── Input data

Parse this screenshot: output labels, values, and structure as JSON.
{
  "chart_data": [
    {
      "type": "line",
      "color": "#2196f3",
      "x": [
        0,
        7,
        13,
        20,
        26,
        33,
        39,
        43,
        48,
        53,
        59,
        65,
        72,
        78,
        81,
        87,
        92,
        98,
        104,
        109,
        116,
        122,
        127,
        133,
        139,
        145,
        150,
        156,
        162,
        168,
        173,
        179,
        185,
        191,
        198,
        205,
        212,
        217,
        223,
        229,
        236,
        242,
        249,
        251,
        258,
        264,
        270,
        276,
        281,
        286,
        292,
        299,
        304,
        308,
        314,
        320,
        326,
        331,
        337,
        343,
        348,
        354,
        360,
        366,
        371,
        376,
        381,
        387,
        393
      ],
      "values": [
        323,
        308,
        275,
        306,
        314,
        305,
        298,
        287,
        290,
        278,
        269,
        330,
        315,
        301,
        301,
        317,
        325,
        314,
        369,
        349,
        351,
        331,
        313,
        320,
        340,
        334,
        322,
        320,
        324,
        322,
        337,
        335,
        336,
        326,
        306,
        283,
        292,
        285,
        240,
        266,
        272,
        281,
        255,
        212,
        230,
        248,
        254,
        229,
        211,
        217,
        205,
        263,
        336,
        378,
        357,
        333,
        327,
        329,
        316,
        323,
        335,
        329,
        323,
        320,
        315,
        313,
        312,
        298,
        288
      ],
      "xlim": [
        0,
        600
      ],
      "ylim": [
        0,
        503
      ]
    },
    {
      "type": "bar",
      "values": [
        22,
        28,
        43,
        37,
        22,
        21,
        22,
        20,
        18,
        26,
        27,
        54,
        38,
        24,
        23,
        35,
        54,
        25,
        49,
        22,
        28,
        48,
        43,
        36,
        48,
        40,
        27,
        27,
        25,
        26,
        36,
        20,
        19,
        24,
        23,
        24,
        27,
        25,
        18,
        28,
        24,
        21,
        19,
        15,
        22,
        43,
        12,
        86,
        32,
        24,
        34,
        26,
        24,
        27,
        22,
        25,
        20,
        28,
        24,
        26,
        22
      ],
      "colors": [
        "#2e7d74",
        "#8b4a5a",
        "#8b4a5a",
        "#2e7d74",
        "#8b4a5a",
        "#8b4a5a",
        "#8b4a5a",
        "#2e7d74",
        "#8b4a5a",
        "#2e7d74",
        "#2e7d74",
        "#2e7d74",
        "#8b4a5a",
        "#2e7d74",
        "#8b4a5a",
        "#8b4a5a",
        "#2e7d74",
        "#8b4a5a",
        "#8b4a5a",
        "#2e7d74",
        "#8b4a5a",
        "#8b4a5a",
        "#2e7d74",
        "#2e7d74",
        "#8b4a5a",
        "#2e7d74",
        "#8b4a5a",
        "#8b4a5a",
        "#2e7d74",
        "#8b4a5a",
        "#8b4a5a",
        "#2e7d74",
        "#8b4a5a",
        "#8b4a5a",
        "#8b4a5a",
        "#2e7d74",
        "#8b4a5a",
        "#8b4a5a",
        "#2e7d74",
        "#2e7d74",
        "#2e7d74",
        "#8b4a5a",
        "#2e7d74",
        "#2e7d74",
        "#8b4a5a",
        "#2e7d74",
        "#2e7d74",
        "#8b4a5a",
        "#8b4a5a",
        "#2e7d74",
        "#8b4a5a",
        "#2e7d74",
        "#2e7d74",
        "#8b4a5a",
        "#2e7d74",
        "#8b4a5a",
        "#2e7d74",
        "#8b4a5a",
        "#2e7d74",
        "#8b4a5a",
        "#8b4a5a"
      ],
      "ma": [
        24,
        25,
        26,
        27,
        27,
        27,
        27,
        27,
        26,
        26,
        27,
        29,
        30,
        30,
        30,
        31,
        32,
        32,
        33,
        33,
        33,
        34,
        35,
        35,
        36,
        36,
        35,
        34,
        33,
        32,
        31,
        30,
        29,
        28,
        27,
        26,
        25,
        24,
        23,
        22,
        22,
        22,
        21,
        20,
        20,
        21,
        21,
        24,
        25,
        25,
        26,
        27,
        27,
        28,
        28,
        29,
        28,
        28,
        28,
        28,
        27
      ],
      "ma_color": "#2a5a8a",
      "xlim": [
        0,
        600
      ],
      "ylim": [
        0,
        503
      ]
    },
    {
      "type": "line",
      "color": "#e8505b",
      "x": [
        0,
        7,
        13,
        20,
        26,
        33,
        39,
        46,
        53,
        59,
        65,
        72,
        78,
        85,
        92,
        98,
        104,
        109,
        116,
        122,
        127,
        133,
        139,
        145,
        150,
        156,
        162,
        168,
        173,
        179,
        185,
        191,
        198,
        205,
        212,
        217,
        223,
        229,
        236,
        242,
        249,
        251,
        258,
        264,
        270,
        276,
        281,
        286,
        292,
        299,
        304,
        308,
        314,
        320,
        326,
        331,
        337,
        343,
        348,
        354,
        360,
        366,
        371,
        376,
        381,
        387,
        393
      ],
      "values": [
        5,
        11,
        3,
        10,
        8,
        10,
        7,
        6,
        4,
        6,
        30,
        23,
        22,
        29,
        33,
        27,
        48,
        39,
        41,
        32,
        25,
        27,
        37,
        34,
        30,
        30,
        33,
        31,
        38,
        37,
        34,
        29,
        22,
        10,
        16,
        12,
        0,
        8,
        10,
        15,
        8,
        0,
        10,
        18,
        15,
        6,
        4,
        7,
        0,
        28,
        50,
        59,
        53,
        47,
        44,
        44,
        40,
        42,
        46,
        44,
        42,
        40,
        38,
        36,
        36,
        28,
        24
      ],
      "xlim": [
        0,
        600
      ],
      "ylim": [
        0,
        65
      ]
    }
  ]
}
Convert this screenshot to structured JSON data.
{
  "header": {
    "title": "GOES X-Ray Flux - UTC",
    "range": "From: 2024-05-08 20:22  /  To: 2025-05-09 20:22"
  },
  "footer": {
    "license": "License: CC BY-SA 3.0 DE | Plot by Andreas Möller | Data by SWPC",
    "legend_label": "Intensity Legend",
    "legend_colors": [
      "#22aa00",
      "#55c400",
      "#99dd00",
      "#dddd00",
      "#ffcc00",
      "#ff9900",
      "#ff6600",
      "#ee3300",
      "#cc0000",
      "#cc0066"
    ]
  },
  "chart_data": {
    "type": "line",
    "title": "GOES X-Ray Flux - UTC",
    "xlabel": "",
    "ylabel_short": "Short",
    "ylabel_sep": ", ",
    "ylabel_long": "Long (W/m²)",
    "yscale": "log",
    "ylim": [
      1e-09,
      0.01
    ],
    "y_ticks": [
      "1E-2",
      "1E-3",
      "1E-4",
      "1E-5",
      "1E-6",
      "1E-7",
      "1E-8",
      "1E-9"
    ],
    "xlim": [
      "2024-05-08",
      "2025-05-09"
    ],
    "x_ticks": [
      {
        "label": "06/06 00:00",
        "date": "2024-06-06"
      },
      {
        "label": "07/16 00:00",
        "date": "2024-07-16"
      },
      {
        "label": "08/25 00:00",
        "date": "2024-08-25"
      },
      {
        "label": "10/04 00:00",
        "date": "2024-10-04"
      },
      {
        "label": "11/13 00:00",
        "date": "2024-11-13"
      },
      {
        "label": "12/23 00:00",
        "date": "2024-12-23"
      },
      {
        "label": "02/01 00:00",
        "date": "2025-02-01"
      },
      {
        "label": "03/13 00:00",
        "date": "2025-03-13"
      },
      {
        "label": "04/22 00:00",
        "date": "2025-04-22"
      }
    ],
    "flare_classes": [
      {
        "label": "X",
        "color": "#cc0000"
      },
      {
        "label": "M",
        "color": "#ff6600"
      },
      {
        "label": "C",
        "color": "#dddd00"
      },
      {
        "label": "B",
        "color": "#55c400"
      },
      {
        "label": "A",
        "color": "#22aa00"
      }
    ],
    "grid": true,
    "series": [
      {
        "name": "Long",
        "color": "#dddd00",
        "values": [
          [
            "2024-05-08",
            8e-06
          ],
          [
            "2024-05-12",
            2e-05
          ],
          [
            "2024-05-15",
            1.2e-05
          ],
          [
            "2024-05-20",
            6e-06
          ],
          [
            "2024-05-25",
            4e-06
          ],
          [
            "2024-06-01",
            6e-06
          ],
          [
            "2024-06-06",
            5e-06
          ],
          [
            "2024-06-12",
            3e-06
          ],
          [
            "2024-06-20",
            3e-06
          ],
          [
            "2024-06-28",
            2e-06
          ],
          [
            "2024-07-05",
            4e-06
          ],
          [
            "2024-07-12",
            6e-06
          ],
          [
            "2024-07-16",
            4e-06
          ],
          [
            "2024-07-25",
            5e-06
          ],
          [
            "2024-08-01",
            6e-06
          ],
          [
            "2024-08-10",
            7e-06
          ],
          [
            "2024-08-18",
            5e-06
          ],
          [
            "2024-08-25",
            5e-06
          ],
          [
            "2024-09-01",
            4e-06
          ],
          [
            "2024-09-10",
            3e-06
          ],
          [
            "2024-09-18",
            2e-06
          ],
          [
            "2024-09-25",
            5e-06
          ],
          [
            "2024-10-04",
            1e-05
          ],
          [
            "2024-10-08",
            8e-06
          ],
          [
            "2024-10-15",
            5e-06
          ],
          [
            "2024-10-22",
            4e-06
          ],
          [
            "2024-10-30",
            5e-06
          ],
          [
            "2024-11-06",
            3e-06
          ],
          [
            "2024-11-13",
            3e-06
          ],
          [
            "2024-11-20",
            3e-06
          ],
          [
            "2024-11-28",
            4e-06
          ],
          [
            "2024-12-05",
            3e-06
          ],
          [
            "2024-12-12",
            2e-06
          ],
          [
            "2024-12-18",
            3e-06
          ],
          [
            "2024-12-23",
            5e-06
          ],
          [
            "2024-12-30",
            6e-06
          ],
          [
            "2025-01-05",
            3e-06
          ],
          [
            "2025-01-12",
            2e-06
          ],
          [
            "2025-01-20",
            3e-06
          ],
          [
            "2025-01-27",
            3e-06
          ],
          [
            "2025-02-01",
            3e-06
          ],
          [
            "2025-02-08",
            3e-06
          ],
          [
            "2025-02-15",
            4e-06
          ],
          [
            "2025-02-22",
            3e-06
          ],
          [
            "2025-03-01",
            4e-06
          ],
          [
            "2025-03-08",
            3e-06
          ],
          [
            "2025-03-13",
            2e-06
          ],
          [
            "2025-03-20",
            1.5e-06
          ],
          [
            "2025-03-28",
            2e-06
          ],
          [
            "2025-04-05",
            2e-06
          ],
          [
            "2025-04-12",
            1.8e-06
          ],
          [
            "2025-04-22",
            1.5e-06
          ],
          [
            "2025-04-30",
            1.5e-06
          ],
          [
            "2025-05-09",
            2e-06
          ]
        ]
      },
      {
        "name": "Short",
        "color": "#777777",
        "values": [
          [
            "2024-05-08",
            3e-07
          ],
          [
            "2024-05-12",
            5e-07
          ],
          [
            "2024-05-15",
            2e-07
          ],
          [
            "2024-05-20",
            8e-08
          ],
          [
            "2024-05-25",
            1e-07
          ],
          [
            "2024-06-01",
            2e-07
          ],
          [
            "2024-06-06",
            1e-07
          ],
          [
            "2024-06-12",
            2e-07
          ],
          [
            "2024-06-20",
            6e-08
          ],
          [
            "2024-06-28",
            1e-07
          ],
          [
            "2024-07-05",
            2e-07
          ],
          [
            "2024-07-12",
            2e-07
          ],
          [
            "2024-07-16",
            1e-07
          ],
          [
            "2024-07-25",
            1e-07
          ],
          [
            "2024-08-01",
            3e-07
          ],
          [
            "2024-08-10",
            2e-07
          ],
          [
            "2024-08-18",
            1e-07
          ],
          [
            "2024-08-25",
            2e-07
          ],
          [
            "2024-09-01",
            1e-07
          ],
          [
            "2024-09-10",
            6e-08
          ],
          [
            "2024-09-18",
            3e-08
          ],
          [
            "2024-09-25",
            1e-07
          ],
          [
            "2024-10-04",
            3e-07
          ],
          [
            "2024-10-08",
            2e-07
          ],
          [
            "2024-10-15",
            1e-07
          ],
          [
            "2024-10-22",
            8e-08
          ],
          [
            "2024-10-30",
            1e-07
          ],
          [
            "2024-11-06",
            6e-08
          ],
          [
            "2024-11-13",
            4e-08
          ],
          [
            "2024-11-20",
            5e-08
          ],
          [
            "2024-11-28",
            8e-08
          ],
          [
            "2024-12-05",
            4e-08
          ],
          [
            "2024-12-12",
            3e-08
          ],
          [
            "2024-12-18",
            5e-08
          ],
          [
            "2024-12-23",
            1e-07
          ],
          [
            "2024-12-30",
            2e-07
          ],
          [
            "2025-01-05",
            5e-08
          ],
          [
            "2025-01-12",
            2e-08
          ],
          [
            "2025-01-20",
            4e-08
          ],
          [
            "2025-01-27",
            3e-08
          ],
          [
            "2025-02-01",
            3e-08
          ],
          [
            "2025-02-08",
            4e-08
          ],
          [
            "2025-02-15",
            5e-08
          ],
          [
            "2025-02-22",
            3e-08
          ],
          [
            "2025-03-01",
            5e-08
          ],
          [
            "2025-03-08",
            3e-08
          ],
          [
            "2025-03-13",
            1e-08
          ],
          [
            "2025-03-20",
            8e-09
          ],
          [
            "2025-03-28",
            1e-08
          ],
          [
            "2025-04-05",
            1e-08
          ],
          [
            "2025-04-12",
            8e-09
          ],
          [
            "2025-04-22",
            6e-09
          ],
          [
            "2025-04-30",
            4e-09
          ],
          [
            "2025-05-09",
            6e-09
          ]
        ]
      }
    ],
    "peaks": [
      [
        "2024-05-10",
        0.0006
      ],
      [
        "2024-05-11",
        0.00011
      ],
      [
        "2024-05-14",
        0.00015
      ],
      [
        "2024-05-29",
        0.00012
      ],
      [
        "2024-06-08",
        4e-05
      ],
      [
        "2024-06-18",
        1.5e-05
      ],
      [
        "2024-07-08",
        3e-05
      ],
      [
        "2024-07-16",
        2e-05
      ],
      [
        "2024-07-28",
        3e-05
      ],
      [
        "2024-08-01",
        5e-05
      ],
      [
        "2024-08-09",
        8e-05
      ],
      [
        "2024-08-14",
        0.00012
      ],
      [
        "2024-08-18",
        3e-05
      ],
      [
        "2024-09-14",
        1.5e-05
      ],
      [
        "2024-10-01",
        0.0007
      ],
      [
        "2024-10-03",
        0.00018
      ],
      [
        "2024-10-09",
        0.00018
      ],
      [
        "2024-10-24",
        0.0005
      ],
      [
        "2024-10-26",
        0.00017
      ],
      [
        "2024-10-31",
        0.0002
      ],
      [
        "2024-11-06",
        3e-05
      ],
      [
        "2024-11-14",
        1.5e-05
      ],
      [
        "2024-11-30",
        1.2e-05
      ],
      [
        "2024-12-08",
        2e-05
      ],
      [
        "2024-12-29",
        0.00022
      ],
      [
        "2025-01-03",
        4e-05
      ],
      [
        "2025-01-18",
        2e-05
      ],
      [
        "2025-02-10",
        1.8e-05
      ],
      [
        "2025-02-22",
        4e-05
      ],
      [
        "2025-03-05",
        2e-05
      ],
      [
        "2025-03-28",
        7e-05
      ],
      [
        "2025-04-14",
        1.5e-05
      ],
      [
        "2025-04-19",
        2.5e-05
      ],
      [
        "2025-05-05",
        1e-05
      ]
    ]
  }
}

────

§ **Short task**
Track down all lines above with the string "date" and copy them.

§ **Exercise response**
        "date": "2024-06-06"
        "date": "2024-07-16"
        "date": "2024-08-25"
        "date": "2024-10-04"
        "date": "2024-11-13"
        "date": "2024-12-23"
        "date": "2025-02-01"
        "date": "2025-03-13"
        "date": "2025-04-22"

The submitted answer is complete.